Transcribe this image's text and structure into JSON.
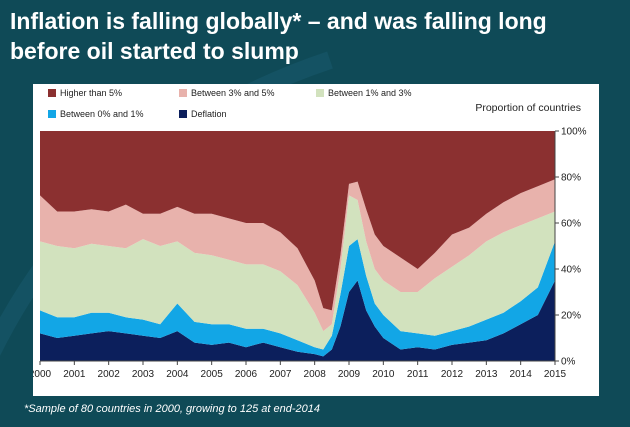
{
  "slide": {
    "title_line1": "Inflation is falling globally* – and was falling long",
    "title_line2": "before oil started to slump",
    "footnote": "*Sample of 80 countries in 2000, growing to 125 at end-2014"
  },
  "chart_data": {
    "type": "area",
    "stacked": true,
    "ylabel": "Proportion of countries",
    "ylim": [
      0,
      100
    ],
    "yticks": [
      "0%",
      "20%",
      "40%",
      "60%",
      "80%",
      "100%"
    ],
    "x_tick_labels": [
      "2000",
      "2001",
      "2002",
      "2003",
      "2004",
      "2005",
      "2006",
      "2007",
      "2008",
      "2009",
      "2010",
      "2011",
      "2012",
      "2013",
      "2014",
      "2015"
    ],
    "x": [
      2000.0,
      2000.5,
      2001.0,
      2001.5,
      2002.0,
      2002.5,
      2003.0,
      2003.5,
      2004.0,
      2004.5,
      2005.0,
      2005.5,
      2006.0,
      2006.5,
      2007.0,
      2007.5,
      2008.0,
      2008.25,
      2008.5,
      2008.75,
      2009.0,
      2009.25,
      2009.5,
      2009.75,
      2010.0,
      2010.5,
      2011.0,
      2011.5,
      2012.0,
      2012.5,
      2013.0,
      2013.5,
      2014.0,
      2014.5,
      2015.0
    ],
    "series": [
      {
        "name": "Deflation",
        "color": "#0c1f5c",
        "values": [
          12,
          10,
          11,
          12,
          13,
          12,
          11,
          10,
          13,
          8,
          7,
          8,
          6,
          8,
          6,
          4,
          3,
          2,
          5,
          15,
          30,
          35,
          22,
          15,
          10,
          5,
          6,
          5,
          7,
          8,
          9,
          12,
          16,
          20,
          35
        ]
      },
      {
        "name": "Between 0% and 1%",
        "color": "#12a6e6",
        "values": [
          10,
          9,
          8,
          9,
          8,
          7,
          7,
          6,
          12,
          9,
          9,
          8,
          8,
          6,
          6,
          5,
          3,
          3,
          6,
          14,
          20,
          18,
          15,
          10,
          10,
          8,
          6,
          6,
          6,
          7,
          9,
          9,
          10,
          12,
          17
        ]
      },
      {
        "name": "Between 1% and 3%",
        "color": "#d2e2be",
        "values": [
          30,
          31,
          30,
          30,
          29,
          30,
          35,
          34,
          27,
          30,
          30,
          28,
          28,
          28,
          27,
          24,
          15,
          8,
          5,
          11,
          22,
          17,
          15,
          15,
          15,
          17,
          18,
          25,
          28,
          31,
          34,
          35,
          33,
          30,
          13
        ]
      },
      {
        "name": "Between 3% and 5%",
        "color": "#e8b2ac",
        "values": [
          20,
          15,
          16,
          15,
          15,
          19,
          11,
          14,
          15,
          17,
          18,
          18,
          18,
          18,
          17,
          16,
          14,
          10,
          6,
          6,
          5,
          8,
          14,
          15,
          15,
          15,
          10,
          11,
          14,
          12,
          12,
          13,
          14,
          14,
          14
        ]
      },
      {
        "name": "Higher than 5%",
        "color": "#8b3030",
        "values": [
          28,
          35,
          35,
          34,
          35,
          32,
          36,
          36,
          33,
          36,
          36,
          38,
          40,
          40,
          44,
          51,
          65,
          77,
          78,
          54,
          23,
          22,
          34,
          45,
          50,
          55,
          60,
          53,
          45,
          42,
          36,
          31,
          27,
          24,
          21
        ]
      }
    ],
    "legend_order": [
      "Higher than 5%",
      "Between 3% and 5%",
      "Between 1% and 3%",
      "Between 0% and 1%",
      "Deflation"
    ]
  }
}
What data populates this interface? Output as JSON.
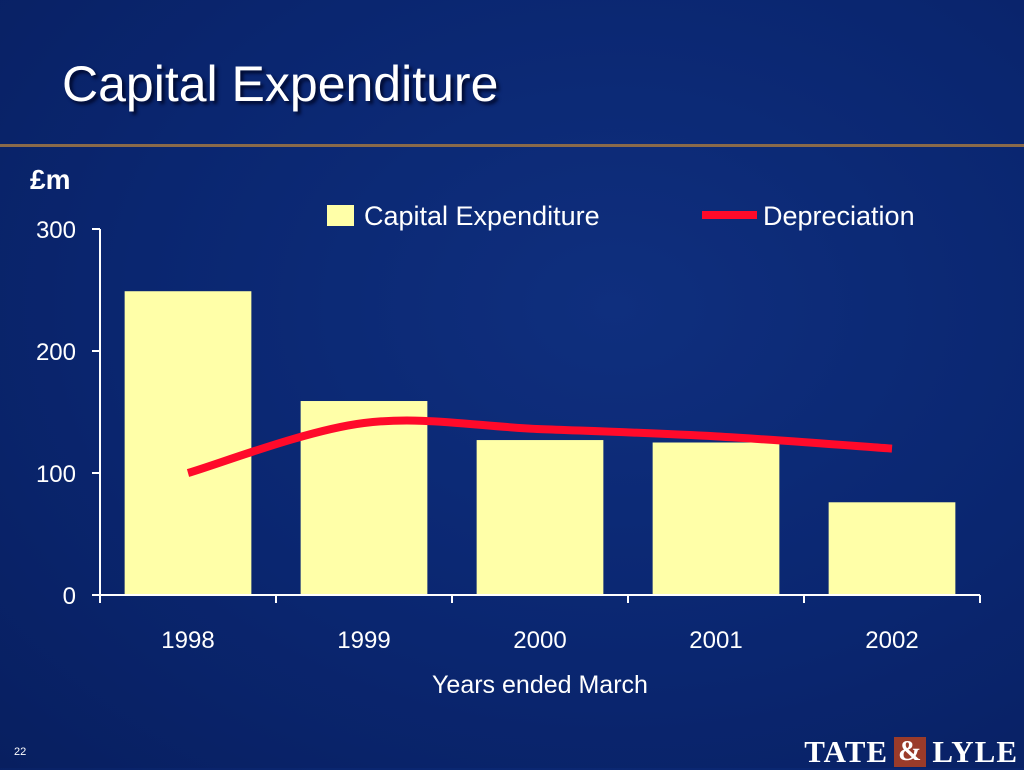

==============================

Gather up every line in the data above that contains the word "countries", copying each one.

The solution:
    "footnote": "*Sample of 80 countries in 2000, growing to 125 at end-2014"
    "ylabel": "Proportion of countries",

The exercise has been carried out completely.